## start Material for the task
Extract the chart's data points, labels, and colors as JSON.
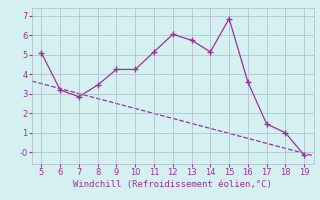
{
  "x": [
    5,
    6,
    7,
    8,
    9,
    10,
    11,
    12,
    13,
    14,
    15,
    16,
    17,
    18,
    19
  ],
  "y": [
    5.1,
    3.2,
    2.85,
    3.45,
    4.25,
    4.25,
    5.15,
    6.05,
    5.75,
    5.15,
    6.85,
    3.6,
    1.45,
    1.0,
    -0.15
  ],
  "trend_x": [
    4.5,
    19.5
  ],
  "trend_y": [
    3.65,
    -0.18
  ],
  "line_color": "#993399",
  "marker": "+",
  "background_color": "#d4f0f0",
  "grid_color": "#b0b8cc",
  "xlabel": "Windchill (Refroidissement éolien,°C)",
  "xlim": [
    4.5,
    19.5
  ],
  "ylim": [
    -0.6,
    7.4
  ],
  "xticks": [
    5,
    6,
    7,
    8,
    9,
    10,
    11,
    12,
    13,
    14,
    15,
    16,
    17,
    18,
    19
  ],
  "yticks": [
    0,
    1,
    2,
    3,
    4,
    5,
    6,
    7
  ],
  "ytick_labels": [
    "-0",
    "1",
    "2",
    "3",
    "4",
    "5",
    "6",
    "7"
  ]
}
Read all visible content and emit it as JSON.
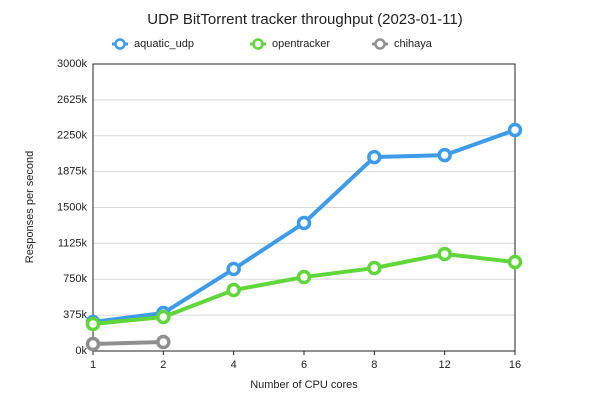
{
  "chart_data": {
    "type": "line",
    "title": "UDP BitTorrent tracker throughput (2023-01-11)",
    "x_label": "Number of CPU cores",
    "y_label": "Responses per second",
    "categories": [
      "1",
      "2",
      "4",
      "6",
      "8",
      "12",
      "16"
    ],
    "series": [
      {
        "name": "aquatic_udp",
        "color": "#3d9be9",
        "values": [
          303000,
          397000,
          857000,
          1338000,
          2027000,
          2048000,
          2310000
        ]
      },
      {
        "name": "opentracker",
        "color": "#5fd63a",
        "values": [
          282000,
          355000,
          637000,
          773000,
          867000,
          1014000,
          930000
        ]
      },
      {
        "name": "chihaya",
        "color": "#8f8f8f",
        "values": [
          73000,
          94000,
          null,
          null,
          null,
          null,
          null
        ]
      }
    ],
    "ylim": [
      0,
      3000000
    ],
    "yticks": [
      {
        "value": 0,
        "label": "0k"
      },
      {
        "value": 375000,
        "label": "375k"
      },
      {
        "value": 750000,
        "label": "750k"
      },
      {
        "value": 1125000,
        "label": "1125k"
      },
      {
        "value": 1500000,
        "label": "1500k"
      },
      {
        "value": 1875000,
        "label": "1875k"
      },
      {
        "value": 2250000,
        "label": "2250k"
      },
      {
        "value": 2625000,
        "label": "2625k"
      },
      {
        "value": 3000000,
        "label": "3000k"
      }
    ],
    "grid": true,
    "legend": "top"
  }
}
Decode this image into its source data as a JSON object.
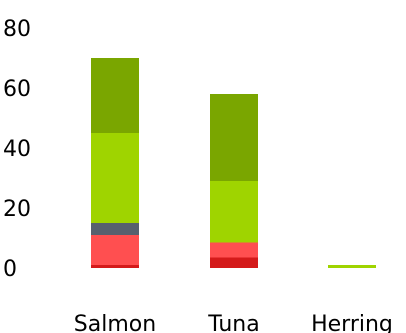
{
  "chart_data": {
    "type": "bar",
    "stacked": true,
    "title": "",
    "xlabel": "",
    "ylabel": "",
    "ylim": [
      0,
      80
    ],
    "y_ticks": [
      "0",
      "20",
      "40",
      "60",
      "80"
    ],
    "grid": false,
    "legend": "none",
    "categories": [
      "Salmon",
      "Tuna",
      "Herring"
    ],
    "series": [
      {
        "color": "#d41a1a",
        "values": [
          1,
          3.5,
          0
        ]
      },
      {
        "color": "#ff4f50",
        "values": [
          10,
          5,
          0
        ]
      },
      {
        "color": "#56606e",
        "values": [
          4,
          0,
          0
        ]
      },
      {
        "color": "#9fd400",
        "values": [
          30,
          20.5,
          1
        ]
      },
      {
        "color": "#7aa600",
        "values": [
          25,
          29,
          0
        ]
      }
    ]
  }
}
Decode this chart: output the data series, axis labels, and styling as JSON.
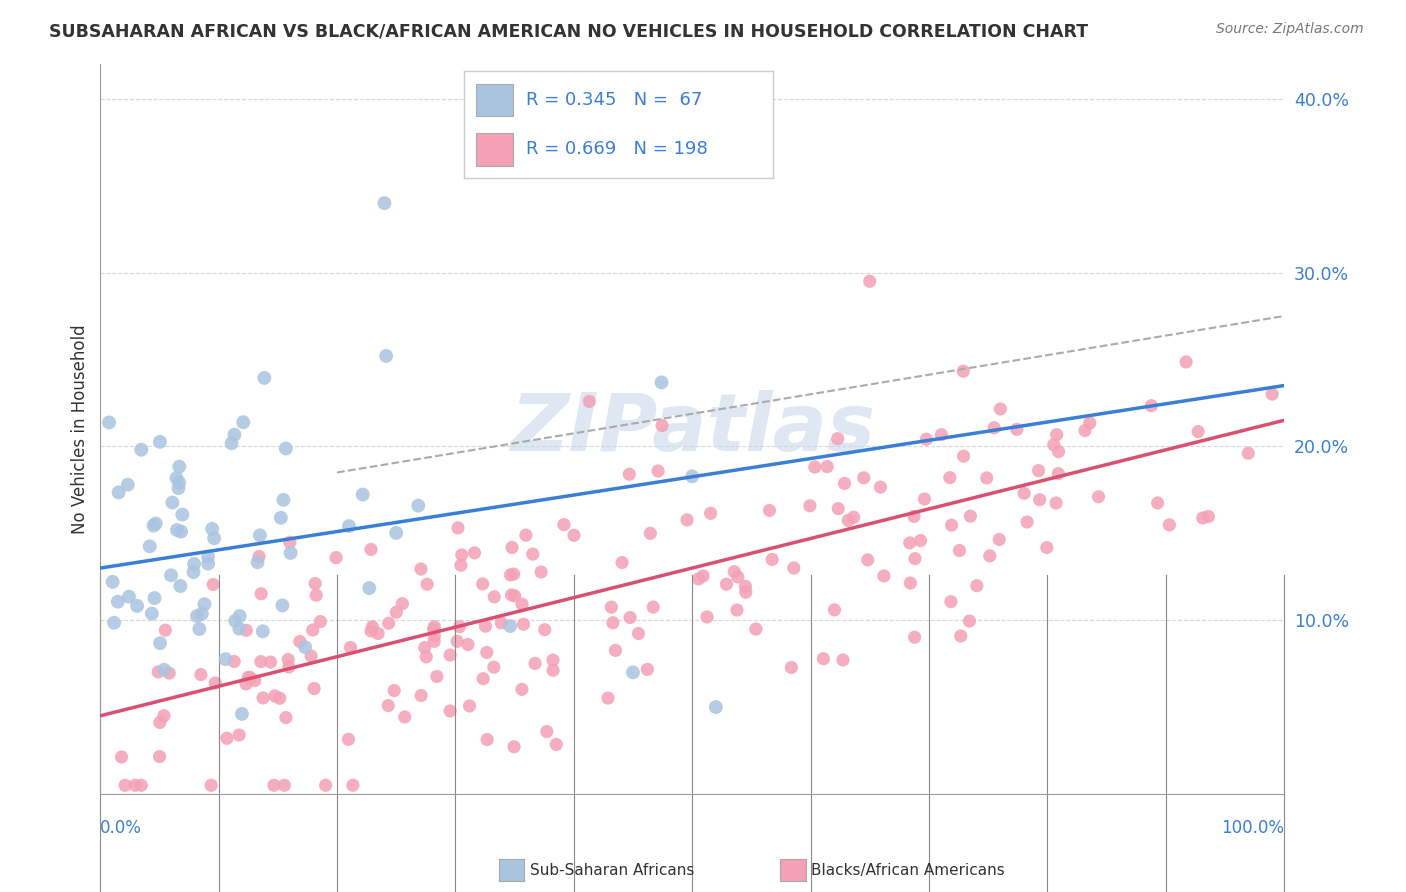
{
  "title": "SUBSAHARAN AFRICAN VS BLACK/AFRICAN AMERICAN NO VEHICLES IN HOUSEHOLD CORRELATION CHART",
  "source": "Source: ZipAtlas.com",
  "ylabel": "No Vehicles in Household",
  "xlim": [
    0,
    100
  ],
  "ylim": [
    0,
    42
  ],
  "yticks": [
    10,
    20,
    30,
    40
  ],
  "ytick_labels": [
    "10.0%",
    "20.0%",
    "30.0%",
    "40.0%"
  ],
  "color_blue": "#aac4e0",
  "color_pink": "#f4a0b5",
  "line_blue": "#3b7fd4",
  "line_pink": "#d95070",
  "line_gray": "#aaaaaa",
  "background_color": "#ffffff",
  "grid_color": "#d8d8d8",
  "blue_r": 0.345,
  "blue_n": 67,
  "pink_r": 0.669,
  "pink_n": 198,
  "blue_line_x0": 0,
  "blue_line_y0": 13.0,
  "blue_line_x1": 100,
  "blue_line_y1": 23.5,
  "pink_line_x0": 0,
  "pink_line_y0": 4.5,
  "pink_line_x1": 100,
  "pink_line_y1": 21.5,
  "gray_line_x0": 20,
  "gray_line_y0": 18.5,
  "gray_line_x1": 100,
  "gray_line_y1": 27.5,
  "watermark_text": "ZIPatlas",
  "watermark_color": "#c8d8ea",
  "watermark_alpha": 0.6
}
## end Material for the task
Exercise aim >>
List every line from the entries above in which "title" appears.

Final result >>
    "title": "UDP BitTorrent tracker throughput (2023-01-11)",
    "title": "",
  "title": "SUBSAHARAN AFRICAN VS BLACK/AFRICAN AMERICAN NO VEHICLES IN HOUSEHOLD CORRELATION CHART",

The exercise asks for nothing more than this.